Task goal
Retype the material in full, keeping every word the same.

Extracted material

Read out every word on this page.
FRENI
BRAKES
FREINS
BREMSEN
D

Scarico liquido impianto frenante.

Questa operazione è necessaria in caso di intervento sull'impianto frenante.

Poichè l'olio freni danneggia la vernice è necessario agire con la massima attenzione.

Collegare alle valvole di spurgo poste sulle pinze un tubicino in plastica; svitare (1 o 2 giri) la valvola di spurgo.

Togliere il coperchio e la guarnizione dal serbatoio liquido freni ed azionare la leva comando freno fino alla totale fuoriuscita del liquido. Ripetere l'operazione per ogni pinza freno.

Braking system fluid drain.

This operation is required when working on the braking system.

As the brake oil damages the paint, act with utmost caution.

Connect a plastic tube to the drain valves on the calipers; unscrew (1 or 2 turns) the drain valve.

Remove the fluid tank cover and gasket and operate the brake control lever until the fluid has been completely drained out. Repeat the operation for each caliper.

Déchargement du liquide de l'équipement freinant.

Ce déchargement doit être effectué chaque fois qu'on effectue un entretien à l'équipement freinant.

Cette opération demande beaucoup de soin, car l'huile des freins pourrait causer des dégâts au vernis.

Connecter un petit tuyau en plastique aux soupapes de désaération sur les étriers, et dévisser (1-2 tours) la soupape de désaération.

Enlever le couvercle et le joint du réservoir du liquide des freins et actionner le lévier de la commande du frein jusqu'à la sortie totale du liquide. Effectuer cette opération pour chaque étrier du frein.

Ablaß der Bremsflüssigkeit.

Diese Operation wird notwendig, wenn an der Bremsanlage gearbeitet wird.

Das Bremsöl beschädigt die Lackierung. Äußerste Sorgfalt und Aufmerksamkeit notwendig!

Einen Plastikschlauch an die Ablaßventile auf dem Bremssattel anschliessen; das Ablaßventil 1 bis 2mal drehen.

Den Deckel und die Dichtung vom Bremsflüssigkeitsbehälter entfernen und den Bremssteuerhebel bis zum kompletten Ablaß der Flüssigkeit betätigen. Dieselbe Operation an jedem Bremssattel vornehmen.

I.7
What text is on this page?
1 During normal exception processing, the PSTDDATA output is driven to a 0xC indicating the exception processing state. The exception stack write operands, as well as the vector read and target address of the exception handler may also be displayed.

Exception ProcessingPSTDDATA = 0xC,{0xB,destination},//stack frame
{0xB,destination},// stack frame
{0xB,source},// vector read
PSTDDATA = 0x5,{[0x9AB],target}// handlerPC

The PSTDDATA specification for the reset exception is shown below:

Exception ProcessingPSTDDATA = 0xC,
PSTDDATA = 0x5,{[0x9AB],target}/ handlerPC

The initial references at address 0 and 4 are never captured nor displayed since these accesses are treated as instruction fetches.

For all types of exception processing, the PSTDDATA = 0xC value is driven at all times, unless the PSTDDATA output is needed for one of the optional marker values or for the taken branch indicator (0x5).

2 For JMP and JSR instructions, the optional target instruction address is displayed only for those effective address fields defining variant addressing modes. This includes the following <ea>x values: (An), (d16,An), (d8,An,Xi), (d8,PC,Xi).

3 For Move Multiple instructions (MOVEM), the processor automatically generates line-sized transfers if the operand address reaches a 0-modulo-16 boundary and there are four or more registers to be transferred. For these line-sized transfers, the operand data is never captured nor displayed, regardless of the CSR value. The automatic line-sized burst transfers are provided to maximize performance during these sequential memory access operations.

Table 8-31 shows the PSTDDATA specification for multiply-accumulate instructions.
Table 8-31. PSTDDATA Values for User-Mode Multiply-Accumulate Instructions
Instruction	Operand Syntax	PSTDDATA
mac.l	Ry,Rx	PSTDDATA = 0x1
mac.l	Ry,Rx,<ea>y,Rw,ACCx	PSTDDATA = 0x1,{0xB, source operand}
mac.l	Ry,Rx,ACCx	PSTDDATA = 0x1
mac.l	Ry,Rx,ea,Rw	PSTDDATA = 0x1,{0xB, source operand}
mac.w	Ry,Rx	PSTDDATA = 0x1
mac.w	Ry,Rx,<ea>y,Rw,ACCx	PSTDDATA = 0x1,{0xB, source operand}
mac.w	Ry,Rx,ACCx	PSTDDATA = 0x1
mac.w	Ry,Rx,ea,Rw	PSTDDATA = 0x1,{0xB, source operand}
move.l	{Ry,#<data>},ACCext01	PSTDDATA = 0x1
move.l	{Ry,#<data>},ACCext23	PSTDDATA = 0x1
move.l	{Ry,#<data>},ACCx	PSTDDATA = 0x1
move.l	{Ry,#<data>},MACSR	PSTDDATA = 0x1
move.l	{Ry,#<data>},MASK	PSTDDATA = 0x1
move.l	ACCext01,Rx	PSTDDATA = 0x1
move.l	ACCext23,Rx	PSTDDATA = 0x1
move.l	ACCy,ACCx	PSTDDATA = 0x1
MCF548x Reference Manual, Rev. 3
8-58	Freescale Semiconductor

Reply to the task
Read out every word on this page.
FRENI
BRAKES
FREINS
BREMSEN
D

Scarico liquido impianto frenante.

Questa operazione è necessaria in caso di intervento sull'impianto frenante.

Poichè l'olio freni danneggia la vernice è necessario agire con la massima attenzione.

Collegare alle valvole di spurgo poste sulle pinze un tubicino in plastica; svitare (1 o 2 giri) la valvola di spurgo.

Togliere il coperchio e la guarnizione dal serbatoio liquido freni ed azionare la leva comando freno fino alla totale fuoriuscita del liquido. Ripetere l'operazione per ogni pinza freno.

Braking system fluid drain.

This operation is required when working on the braking system.

As the brake oil damages the paint, act with utmost caution.

Connect a plastic tube to the drain valves on the calipers; unscrew (1 or 2 turns) the drain valve.

Remove the fluid tank cover and gasket and operate the brake control lever until the fluid has been completely drained out. Repeat the operation for each caliper.

Déchargement du liquide de l'équipement freinant.

Ce déchargement doit être effectué chaque fois qu'on effectue un entretien à l'équipement freinant.

Cette opération demande beaucoup de soin, car l'huile des freins pourrait causer des dégâts au vernis.

Connecter un petit tuyau en plastique aux soupapes de désaération sur les étriers, et dévisser (1-2 tours) la soupape de désaération.

Enlever le couvercle et le joint du réservoir du liquide des freins et actionner le lévier de la commande du frein jusqu'à la sortie totale du liquide. Effectuer cette opération pour chaque étrier du frein.

Ablaß der Bremsflüssigkeit.

Diese Operation wird notwendig, wenn an der Bremsanlage gearbeitet wird.

Das Bremsöl beschädigt die Lackierung. Äußerste Sorgfalt und Aufmerksamkeit notwendig!

Einen Plastikschlauch an die Ablaßventile auf dem Bremssattel anschliessen; das Ablaßventil 1 bis 2mal drehen.

Den Deckel und die Dichtung vom Bremsflüssigkeitsbehälter entfernen und den Bremssteuerhebel bis zum kompletten Ablaß der Flüssigkeit betätigen. Dieselbe Operation an jedem Bremssattel vornehmen.

I.7
What text is on this page?
1 During normal exception processing, the PSTDDATA output is driven to a 0xC indicating the exception processing state. The exception stack write operands, as well as the vector read and target address of the exception handler may also be displayed.

Exception ProcessingPSTDDATA = 0xC,{0xB,destination},//stack frame
{0xB,destination},// stack frame
{0xB,source},// vector read
PSTDDATA = 0x5,{[0x9AB],target}// handlerPC

The PSTDDATA specification for the reset exception is shown below:

Exception ProcessingPSTDDATA = 0xC,
PSTDDATA = 0x5,{[0x9AB],target}/ handlerPC

The initial references at address 0 and 4 are never captured nor displayed since these accesses are treated as instruction fetches.

For all types of exception processing, the PSTDDATA = 0xC value is driven at all times, unless the PSTDDATA output is needed for one of the optional marker values or for the taken branch indicator (0x5).

2 For JMP and JSR instructions, the optional target instruction address is displayed only for those effective address fields defining variant addressing modes. This includes the following <ea>x values: (An), (d16,An), (d8,An,Xi), (d8,PC,Xi).

3 For Move Multiple instructions (MOVEM), the processor automatically generates line-sized transfers if the operand address reaches a 0-modulo-16 boundary and there are four or more registers to be transferred. For these line-sized transfers, the operand data is never captured nor displayed, regardless of the CSR value. The automatic line-sized burst transfers are provided to maximize performance during these sequential memory access operations.

Table 8-31 shows the PSTDDATA specification for multiply-accumulate instructions.
Table 8-31. PSTDDATA Values for User-Mode Multiply-Accumulate Instructions
Instruction	Operand Syntax	PSTDDATA
mac.l	Ry,Rx	PSTDDATA = 0x1
mac.l	Ry,Rx,<ea>y,Rw,ACCx	PSTDDATA = 0x1,{0xB, source operand}
mac.l	Ry,Rx,ACCx	PSTDDATA = 0x1
mac.l	Ry,Rx,ea,Rw	PSTDDATA = 0x1,{0xB, source operand}
mac.w	Ry,Rx	PSTDDATA = 0x1
mac.w	Ry,Rx,<ea>y,Rw,ACCx	PSTDDATA = 0x1,{0xB, source operand}
mac.w	Ry,Rx,ACCx	PSTDDATA = 0x1
mac.w	Ry,Rx,ea,Rw	PSTDDATA = 0x1,{0xB, source operand}
move.l	{Ry,#<data>},ACCext01	PSTDDATA = 0x1
move.l	{Ry,#<data>},ACCext23	PSTDDATA = 0x1
move.l	{Ry,#<data>},ACCx	PSTDDATA = 0x1
move.l	{Ry,#<data>},MACSR	PSTDDATA = 0x1
move.l	{Ry,#<data>},MASK	PSTDDATA = 0x1
move.l	ACCext01,Rx	PSTDDATA = 0x1
move.l	ACCext23,Rx	PSTDDATA = 0x1
move.l	ACCy,ACCx	PSTDDATA = 0x1
MCF548x Reference Manual, Rev. 3
8-58	Freescale Semiconductor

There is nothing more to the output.